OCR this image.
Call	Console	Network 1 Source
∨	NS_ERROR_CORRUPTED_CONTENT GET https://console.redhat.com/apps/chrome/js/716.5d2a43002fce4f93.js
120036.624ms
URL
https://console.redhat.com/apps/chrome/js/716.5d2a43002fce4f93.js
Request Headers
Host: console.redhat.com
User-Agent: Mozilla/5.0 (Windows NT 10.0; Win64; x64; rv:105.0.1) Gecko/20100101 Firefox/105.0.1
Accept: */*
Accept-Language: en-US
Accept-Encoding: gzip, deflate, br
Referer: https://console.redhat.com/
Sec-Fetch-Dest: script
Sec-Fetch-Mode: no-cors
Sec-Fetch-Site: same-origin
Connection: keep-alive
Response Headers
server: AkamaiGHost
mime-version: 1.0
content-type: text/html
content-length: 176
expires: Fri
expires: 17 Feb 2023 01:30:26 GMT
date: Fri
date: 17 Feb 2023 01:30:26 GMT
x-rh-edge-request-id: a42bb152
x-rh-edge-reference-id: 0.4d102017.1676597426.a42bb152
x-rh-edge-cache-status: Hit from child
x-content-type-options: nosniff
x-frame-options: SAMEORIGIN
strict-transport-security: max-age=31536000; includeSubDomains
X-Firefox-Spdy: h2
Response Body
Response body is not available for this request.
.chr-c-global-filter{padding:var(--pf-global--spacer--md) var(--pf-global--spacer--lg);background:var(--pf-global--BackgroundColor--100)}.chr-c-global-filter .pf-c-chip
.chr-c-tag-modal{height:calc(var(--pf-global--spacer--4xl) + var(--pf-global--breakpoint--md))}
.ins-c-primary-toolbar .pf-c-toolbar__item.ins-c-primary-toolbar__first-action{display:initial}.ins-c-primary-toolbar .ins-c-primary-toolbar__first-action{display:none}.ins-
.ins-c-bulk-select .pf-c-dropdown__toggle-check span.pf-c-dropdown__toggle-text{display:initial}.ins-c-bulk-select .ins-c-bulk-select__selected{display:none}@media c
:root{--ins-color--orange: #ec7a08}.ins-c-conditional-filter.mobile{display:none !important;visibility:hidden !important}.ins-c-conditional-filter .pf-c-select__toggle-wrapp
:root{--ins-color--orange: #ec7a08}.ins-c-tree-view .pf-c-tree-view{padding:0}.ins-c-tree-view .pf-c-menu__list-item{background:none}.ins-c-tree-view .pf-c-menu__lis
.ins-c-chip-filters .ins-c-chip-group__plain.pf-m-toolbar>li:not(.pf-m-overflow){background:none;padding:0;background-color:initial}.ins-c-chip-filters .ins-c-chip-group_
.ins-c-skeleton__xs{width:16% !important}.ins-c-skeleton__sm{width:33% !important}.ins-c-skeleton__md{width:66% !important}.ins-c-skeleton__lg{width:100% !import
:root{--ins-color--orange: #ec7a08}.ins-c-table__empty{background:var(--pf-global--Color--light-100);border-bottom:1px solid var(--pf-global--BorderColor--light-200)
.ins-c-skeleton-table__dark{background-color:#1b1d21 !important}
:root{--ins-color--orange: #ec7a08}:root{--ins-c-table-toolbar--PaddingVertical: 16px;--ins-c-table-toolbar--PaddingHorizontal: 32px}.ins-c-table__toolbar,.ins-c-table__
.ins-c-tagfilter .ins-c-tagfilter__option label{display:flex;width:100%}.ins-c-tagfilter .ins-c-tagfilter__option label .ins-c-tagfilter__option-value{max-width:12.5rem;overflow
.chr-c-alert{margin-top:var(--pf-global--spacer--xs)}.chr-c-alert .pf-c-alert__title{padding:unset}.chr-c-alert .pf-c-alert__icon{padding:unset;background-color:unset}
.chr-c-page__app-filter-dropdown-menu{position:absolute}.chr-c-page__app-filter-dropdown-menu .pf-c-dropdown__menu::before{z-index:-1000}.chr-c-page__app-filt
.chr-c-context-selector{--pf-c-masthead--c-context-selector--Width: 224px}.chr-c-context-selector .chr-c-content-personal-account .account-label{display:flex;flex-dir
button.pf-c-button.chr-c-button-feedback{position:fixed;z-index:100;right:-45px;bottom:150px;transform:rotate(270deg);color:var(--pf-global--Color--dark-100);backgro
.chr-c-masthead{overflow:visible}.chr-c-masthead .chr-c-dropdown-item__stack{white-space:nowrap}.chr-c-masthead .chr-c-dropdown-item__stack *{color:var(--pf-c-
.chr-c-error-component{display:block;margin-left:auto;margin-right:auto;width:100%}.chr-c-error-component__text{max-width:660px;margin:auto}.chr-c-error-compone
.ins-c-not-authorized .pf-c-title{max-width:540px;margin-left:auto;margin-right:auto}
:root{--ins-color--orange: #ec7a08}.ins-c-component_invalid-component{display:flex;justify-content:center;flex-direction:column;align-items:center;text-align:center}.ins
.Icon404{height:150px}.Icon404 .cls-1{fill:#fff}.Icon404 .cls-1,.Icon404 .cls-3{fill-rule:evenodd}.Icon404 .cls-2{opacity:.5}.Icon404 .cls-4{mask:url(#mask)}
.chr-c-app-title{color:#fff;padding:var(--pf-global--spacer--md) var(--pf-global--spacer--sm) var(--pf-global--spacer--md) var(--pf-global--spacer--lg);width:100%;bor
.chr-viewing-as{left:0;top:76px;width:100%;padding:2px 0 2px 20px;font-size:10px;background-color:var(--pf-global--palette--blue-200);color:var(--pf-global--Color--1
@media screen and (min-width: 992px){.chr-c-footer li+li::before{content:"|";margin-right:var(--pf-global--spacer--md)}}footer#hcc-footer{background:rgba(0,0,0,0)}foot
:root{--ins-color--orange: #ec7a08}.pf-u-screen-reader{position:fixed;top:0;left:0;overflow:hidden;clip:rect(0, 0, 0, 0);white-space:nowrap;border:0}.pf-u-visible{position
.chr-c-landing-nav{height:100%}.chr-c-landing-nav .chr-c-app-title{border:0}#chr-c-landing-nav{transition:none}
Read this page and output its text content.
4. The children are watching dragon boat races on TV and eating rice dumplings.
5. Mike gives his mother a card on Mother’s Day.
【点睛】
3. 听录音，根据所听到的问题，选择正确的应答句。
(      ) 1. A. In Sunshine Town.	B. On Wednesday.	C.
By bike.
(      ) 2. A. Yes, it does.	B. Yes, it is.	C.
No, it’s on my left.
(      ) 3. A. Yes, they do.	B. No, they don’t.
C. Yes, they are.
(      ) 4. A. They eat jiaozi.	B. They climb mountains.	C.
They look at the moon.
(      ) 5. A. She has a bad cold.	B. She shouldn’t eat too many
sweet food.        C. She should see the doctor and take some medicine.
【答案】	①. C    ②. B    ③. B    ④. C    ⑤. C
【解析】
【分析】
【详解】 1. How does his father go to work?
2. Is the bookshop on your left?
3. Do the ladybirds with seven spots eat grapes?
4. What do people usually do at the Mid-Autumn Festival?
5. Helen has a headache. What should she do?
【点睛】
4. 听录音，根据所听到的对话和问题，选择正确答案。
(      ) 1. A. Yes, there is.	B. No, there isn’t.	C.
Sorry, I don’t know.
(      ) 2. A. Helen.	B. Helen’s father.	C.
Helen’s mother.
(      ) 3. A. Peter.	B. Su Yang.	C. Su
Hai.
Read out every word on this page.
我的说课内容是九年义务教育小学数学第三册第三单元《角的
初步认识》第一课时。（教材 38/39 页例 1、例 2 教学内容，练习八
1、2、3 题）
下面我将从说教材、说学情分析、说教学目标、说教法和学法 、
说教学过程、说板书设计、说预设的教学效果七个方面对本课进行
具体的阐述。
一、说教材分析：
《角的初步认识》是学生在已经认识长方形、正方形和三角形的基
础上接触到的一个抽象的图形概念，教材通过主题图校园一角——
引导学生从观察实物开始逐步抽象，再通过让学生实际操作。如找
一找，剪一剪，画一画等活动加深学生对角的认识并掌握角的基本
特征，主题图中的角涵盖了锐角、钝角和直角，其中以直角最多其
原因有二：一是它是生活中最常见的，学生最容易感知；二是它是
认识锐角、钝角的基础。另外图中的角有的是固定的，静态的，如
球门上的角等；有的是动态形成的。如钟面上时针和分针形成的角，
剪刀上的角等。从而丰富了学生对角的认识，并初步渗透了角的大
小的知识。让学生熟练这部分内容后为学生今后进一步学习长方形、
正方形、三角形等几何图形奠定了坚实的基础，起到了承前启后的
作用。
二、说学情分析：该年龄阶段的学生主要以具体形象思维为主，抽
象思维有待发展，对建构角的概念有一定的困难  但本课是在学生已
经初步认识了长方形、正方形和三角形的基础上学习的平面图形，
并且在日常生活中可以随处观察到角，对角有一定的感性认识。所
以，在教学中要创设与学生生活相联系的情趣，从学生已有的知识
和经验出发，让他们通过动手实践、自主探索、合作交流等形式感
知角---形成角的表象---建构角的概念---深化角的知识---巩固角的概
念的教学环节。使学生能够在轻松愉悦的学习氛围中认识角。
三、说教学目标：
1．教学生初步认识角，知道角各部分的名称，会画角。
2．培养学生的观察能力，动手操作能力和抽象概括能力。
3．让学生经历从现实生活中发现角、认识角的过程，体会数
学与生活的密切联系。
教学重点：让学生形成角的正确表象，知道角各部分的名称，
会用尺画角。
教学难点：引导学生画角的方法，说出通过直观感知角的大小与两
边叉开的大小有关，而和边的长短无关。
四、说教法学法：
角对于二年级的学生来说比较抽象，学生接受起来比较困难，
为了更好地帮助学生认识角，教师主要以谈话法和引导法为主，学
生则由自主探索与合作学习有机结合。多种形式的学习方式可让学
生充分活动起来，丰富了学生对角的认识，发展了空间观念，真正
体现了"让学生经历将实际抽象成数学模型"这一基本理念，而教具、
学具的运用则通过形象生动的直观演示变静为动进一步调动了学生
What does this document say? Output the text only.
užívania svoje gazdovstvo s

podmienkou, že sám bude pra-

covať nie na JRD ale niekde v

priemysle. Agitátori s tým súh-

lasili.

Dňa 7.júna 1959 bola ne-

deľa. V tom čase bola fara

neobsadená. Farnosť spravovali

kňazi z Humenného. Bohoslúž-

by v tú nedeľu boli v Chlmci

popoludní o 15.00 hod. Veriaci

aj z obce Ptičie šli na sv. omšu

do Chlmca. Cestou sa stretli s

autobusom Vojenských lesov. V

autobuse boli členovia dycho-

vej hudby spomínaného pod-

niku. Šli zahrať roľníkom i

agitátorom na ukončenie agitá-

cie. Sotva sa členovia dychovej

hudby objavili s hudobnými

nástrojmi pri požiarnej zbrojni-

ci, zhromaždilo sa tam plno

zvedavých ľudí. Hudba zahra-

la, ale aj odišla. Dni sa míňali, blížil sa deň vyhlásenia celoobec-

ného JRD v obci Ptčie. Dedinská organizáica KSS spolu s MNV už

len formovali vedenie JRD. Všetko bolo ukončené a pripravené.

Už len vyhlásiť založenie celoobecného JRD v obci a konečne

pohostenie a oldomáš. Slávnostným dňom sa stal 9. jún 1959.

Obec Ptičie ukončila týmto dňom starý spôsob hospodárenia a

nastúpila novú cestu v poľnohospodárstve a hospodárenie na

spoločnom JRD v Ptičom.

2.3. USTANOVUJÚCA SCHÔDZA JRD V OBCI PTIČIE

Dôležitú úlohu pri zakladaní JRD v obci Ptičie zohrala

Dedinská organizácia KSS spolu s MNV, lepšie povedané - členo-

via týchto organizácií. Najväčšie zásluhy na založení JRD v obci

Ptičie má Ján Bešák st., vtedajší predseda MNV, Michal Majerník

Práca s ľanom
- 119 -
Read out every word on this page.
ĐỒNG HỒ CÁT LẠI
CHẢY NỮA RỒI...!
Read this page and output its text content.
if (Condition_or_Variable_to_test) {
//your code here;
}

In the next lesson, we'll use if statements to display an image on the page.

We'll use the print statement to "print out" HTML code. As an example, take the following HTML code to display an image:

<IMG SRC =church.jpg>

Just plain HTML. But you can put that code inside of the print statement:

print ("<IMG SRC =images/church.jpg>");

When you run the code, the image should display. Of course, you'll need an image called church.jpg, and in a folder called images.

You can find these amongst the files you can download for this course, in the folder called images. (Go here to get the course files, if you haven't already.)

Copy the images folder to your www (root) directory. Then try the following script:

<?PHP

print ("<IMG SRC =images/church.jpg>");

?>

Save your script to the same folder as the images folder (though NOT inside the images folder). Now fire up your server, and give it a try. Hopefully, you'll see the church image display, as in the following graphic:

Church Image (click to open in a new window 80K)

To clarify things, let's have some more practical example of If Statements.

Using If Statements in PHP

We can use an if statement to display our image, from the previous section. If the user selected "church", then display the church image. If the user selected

◇ ◇ ◇ ◇ ◇

DIRECTIONS FOR THIS TASK: State how many lines of the listing above hold the word "print", with nothing but the number.

FINAL RESULT: 4